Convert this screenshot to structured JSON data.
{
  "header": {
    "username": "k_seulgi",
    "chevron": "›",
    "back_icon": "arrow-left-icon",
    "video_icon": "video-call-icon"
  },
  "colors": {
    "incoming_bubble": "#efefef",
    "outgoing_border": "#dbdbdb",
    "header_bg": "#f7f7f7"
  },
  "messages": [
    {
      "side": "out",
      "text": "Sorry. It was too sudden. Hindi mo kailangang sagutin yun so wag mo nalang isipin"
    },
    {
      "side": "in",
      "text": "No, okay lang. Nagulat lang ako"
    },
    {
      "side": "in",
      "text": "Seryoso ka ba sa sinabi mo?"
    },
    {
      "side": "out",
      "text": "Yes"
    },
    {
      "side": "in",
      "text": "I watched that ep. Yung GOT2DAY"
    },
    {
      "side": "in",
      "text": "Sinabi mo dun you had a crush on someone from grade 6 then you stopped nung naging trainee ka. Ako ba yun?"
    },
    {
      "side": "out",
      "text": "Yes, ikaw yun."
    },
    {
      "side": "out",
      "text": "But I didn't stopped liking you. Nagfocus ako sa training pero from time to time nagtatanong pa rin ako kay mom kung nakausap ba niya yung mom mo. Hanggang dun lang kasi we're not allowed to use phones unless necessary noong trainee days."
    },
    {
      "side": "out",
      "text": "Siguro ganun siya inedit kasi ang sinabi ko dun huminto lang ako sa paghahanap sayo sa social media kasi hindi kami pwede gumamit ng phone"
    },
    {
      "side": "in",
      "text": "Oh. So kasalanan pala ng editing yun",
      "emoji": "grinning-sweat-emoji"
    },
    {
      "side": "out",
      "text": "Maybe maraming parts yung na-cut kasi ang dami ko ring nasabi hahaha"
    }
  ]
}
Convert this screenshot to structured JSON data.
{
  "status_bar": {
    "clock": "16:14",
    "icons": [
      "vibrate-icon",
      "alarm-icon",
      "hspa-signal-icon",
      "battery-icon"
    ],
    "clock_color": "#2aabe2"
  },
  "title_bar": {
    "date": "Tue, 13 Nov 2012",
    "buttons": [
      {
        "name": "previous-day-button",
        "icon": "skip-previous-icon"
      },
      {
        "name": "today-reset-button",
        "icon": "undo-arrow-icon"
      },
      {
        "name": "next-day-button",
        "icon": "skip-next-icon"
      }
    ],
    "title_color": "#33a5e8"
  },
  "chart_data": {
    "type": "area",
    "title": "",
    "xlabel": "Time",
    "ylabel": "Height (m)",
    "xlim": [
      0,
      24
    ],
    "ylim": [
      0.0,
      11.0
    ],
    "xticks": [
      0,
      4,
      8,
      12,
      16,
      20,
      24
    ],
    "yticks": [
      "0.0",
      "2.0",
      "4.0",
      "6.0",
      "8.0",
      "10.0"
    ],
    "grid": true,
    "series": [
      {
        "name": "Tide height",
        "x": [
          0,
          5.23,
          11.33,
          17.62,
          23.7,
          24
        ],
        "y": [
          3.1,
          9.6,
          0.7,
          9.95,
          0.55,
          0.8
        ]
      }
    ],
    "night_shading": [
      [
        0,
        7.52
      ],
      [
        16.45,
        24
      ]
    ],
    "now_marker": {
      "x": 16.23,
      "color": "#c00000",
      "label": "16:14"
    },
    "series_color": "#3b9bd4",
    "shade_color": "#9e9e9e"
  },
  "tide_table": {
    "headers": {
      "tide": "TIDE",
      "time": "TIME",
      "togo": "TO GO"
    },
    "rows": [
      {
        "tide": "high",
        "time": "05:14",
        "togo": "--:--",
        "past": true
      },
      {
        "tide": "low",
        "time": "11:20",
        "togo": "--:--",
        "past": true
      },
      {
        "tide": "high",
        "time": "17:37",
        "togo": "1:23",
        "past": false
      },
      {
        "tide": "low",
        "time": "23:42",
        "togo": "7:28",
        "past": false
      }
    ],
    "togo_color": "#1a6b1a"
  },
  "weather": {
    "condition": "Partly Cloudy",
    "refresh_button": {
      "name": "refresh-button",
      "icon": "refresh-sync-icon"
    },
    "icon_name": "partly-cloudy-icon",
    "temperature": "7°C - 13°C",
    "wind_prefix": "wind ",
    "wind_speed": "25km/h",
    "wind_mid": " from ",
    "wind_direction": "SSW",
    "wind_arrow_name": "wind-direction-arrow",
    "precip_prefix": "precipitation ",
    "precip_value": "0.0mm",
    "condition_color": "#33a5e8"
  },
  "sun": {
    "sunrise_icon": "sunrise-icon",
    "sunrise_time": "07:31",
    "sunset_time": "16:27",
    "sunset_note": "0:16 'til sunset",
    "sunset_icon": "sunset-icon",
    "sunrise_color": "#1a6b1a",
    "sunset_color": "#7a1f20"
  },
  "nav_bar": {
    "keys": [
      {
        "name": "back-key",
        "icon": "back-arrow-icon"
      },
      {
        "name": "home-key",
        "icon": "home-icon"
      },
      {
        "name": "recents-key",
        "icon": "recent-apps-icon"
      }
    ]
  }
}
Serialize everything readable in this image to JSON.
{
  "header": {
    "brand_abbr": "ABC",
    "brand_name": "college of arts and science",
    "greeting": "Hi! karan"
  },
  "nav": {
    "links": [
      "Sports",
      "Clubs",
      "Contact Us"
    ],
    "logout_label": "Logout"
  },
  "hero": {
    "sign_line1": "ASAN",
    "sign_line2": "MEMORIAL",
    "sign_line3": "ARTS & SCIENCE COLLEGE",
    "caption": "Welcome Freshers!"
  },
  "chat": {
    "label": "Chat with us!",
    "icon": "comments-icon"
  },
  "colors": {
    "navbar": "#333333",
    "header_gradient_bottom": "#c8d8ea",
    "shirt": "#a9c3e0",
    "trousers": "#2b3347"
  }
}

□ □ □ □ □

The problem:
Set down the listing in full, keeping every word exactly as it is.

Result of the exercise:
Convert this screenshot to structured JSON data.
{
  "header": {
    "username": "k_seulgi",
    "chevron": "›",
    "back_icon": "arrow-left-icon",
    "video_icon": "video-call-icon"
  },
  "colors": {
    "incoming_bubble": "#efefef",
    "outgoing_border": "#dbdbdb",
    "header_bg": "#f7f7f7"
  },
  "messages": [
    {
      "side": "out",
      "text": "Sorry. It was too sudden. Hindi mo kailangang sagutin yun so wag mo nalang isipin"
    },
    {
      "side": "in",
      "text": "No, okay lang. Nagulat lang ako"
    },
    {
      "side": "in",
      "text": "Seryoso ka ba sa sinabi mo?"
    },
    {
      "side": "out",
      "text": "Yes"
    },
    {
      "side": "in",
      "text": "I watched that ep. Yung GOT2DAY"
    },
    {
      "side": "in",
      "text": "Sinabi mo dun you had a crush on someone from grade 6 then you stopped nung naging trainee ka. Ako ba yun?"
    },
    {
      "side": "out",
      "text": "Yes, ikaw yun."
    },
    {
      "side": "out",
      "text": "But I didn't stopped liking you. Nagfocus ako sa training pero from time to time nagtatanong pa rin ako kay mom kung nakausap ba niya yung mom mo. Hanggang dun lang kasi we're not allowed to use phones unless necessary noong trainee days."
    },
    {
      "side": "out",
      "text": "Siguro ganun siya inedit kasi ang sinabi ko dun huminto lang ako sa paghahanap sayo sa social media kasi hindi kami pwede gumamit ng phone"
    },
    {
      "side": "in",
      "text": "Oh. So kasalanan pala ng editing yun",
      "emoji": "grinning-sweat-emoji"
    },
    {
      "side": "out",
      "text": "Maybe maraming parts yung na-cut kasi ang dami ko ring nasabi hahaha"
    }
  ]
}
Convert this screenshot to structured JSON data.
{
  "status_bar": {
    "clock": "16:14",
    "icons": [
      "vibrate-icon",
      "alarm-icon",
      "hspa-signal-icon",
      "battery-icon"
    ],
    "clock_color": "#2aabe2"
  },
  "title_bar": {
    "date": "Tue, 13 Nov 2012",
    "buttons": [
      {
        "name": "previous-day-button",
        "icon": "skip-previous-icon"
      },
      {
        "name": "today-reset-button",
        "icon": "undo-arrow-icon"
      },
      {
        "name": "next-day-button",
        "icon": "skip-next-icon"
      }
    ],
    "title_color": "#33a5e8"
  },
  "chart_data": {
    "type": "area",
    "title": "",
    "xlabel": "Time",
    "ylabel": "Height (m)",
    "xlim": [
      0,
      24
    ],
    "ylim": [
      0.0,
      11.0
    ],
    "xticks": [
      0,
      4,
      8,
      12,
      16,
      20,
      24
    ],
    "yticks": [
      "0.0",
      "2.0",
      "4.0",
      "6.0",
      "8.0",
      "10.0"
    ],
    "grid": true,
    "series": [
      {
        "name": "Tide height",
        "x": [
          0,
          5.23,
          11.33,
          17.62,
          23.7,
          24
        ],
        "y": [
          3.1,
          9.6,
          0.7,
          9.95,
          0.55,
          0.8
        ]
      }
    ],
    "night_shading": [
      [
        0,
        7.52
      ],
      [
        16.45,
        24
      ]
    ],
    "now_marker": {
      "x": 16.23,
      "color": "#c00000",
      "label": "16:14"
    },
    "series_color": "#3b9bd4",
    "shade_color": "#9e9e9e"
  },
  "tide_table": {
    "headers": {
      "tide": "TIDE",
      "time": "TIME",
      "togo": "TO GO"
    },
    "rows": [
      {
        "tide": "high",
        "time": "05:14",
        "togo": "--:--",
        "past": true
      },
      {
        "tide": "low",
        "time": "11:20",
        "togo": "--:--",
        "past": true
      },
      {
        "tide": "high",
        "time": "17:37",
        "togo": "1:23",
        "past": false
      },
      {
        "tide": "low",
        "time": "23:42",
        "togo": "7:28",
        "past": false
      }
    ],
    "togo_color": "#1a6b1a"
  },
  "weather": {
    "condition": "Partly Cloudy",
    "refresh_button": {
      "name": "refresh-button",
      "icon": "refresh-sync-icon"
    },
    "icon_name": "partly-cloudy-icon",
    "temperature": "7°C - 13°C",
    "wind_prefix": "wind ",
    "wind_speed": "25km/h",
    "wind_mid": " from ",
    "wind_direction": "SSW",
    "wind_arrow_name": "wind-direction-arrow",
    "precip_prefix": "precipitation ",
    "precip_value": "0.0mm",
    "condition_color": "#33a5e8"
  },
  "sun": {
    "sunrise_icon": "sunrise-icon",
    "sunrise_time": "07:31",
    "sunset_time": "16:27",
    "sunset_note": "0:16 'til sunset",
    "sunset_icon": "sunset-icon",
    "sunrise_color": "#1a6b1a",
    "sunset_color": "#7a1f20"
  },
  "nav_bar": {
    "keys": [
      {
        "name": "back-key",
        "icon": "back-arrow-icon"
      },
      {
        "name": "home-key",
        "icon": "home-icon"
      },
      {
        "name": "recents-key",
        "icon": "recent-apps-icon"
      }
    ]
  }
}
Serialize everything readable in this image to JSON.
{
  "header": {
    "brand_abbr": "ABC",
    "brand_name": "college of arts and science",
    "greeting": "Hi! karan"
  },
  "nav": {
    "links": [
      "Sports",
      "Clubs",
      "Contact Us"
    ],
    "logout_label": "Logout"
  },
  "hero": {
    "sign_line1": "ASAN",
    "sign_line2": "MEMORIAL",
    "sign_line3": "ARTS & SCIENCE COLLEGE",
    "caption": "Welcome Freshers!"
  },
  "chat": {
    "label": "Chat with us!",
    "icon": "comments-icon"
  },
  "colors": {
    "navbar": "#333333",
    "header_gradient_bottom": "#c8d8ea",
    "shirt": "#a9c3e0",
    "trousers": "#2b3347"
  }
}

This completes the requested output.